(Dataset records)
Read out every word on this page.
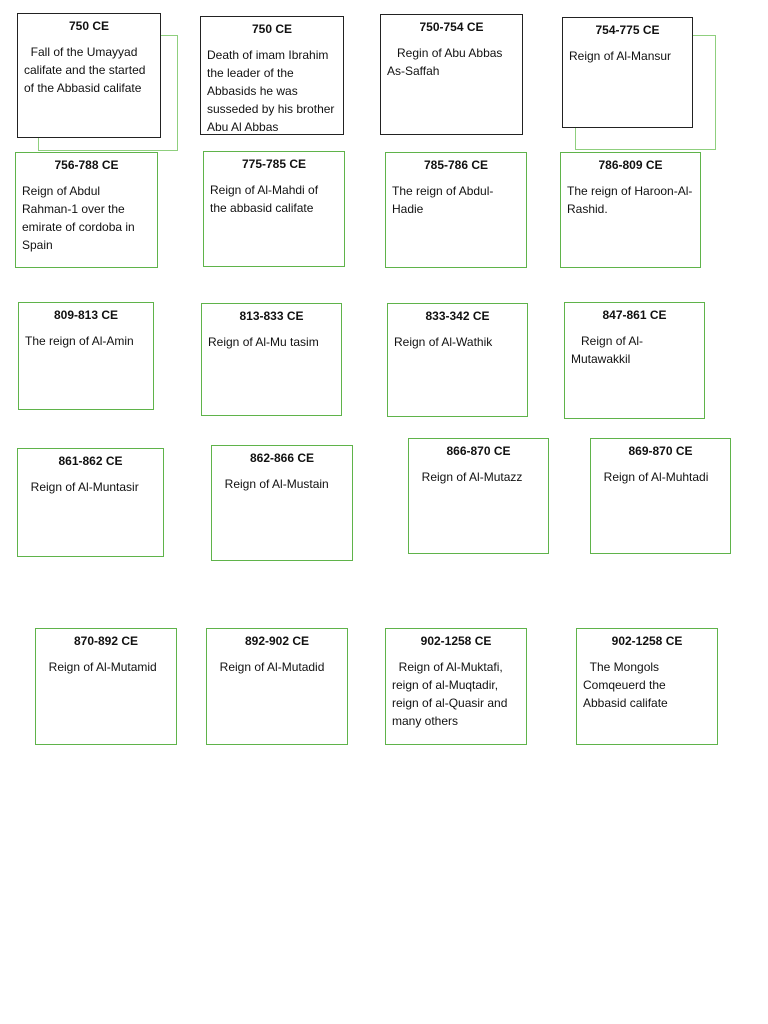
750 CE
Fall of the Umayyad califate and the started of the Abbasid califate
750 CE
Death of imam Ibrahim the leader of the Abbasids he was susseded by his brother Abu Al Abbas
750-754 CE
Regin of Abu Abbas As-Saffah
754-775 CE
Reign of Al-Mansur
756-788 CE
Reign of Abdul Rahman-1 over the emirate of cordoba in Spain
775-785 CE
Reign of Al-Mahdi of the abbasid califate
785-786 CE
The reign of Abdul-Hadie
786-809 CE
The reign of Haroon-Al-Rashid.
809-813 CE
The reign of Al-Amin
813-833 CE
Reign of Al-Mu tasim
833-342 CE
Reign of Al-Wathik
847-861 CE
Reign of Al-Mutawakkil
861-862 CE
Reign of Al-Muntasir
862-866 CE
Reign of Al-Mustain
866-870 CE
Reign of Al-Mutazz
869-870 CE
Reign of Al-Muhtadi
870-892 CE
Reign of Al-Mutamid
892-902 CE
Reign of Al-Mutadid
902-1258 CE
Reign of Al-Muktafi, reign of al-Muqtadir, reign of al-Quasir and many others
902-1258 CE
The Mongols Comqeuerd the Abbasid califate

▶ **Direction**
Your job is to transcribe the entries above exactly; skip the pictures.

▶ **Answer to the task**
Read out every word on this page.
750 CE
Fall of the Umayyad califate and the started of the Abbasid califate
750 CE
Death of imam Ibrahim the leader of the Abbasids he was susseded by his brother Abu Al Abbas
750-754 CE
Regin of Abu Abbas As-Saffah
754-775 CE
Reign of Al-Mansur
756-788 CE
Reign of Abdul Rahman-1 over the emirate of cordoba in Spain
775-785 CE
Reign of Al-Mahdi of the abbasid califate
785-786 CE
The reign of Abdul-Hadie
786-809 CE
The reign of Haroon-Al-Rashid.
809-813 CE
The reign of Al-Amin
813-833 CE
Reign of Al-Mu tasim
833-342 CE
Reign of Al-Wathik
847-861 CE
Reign of Al-Mutawakkil
861-862 CE
Reign of Al-Muntasir
862-866 CE
Reign of Al-Mustain
866-870 CE
Reign of Al-Mutazz
869-870 CE
Reign of Al-Muhtadi
870-892 CE
Reign of Al-Mutamid
892-902 CE
Reign of Al-Mutadid
902-1258 CE
Reign of Al-Muktafi, reign of al-Muqtadir, reign of al-Quasir and many others
902-1258 CE
The Mongols Comqeuerd the Abbasid califate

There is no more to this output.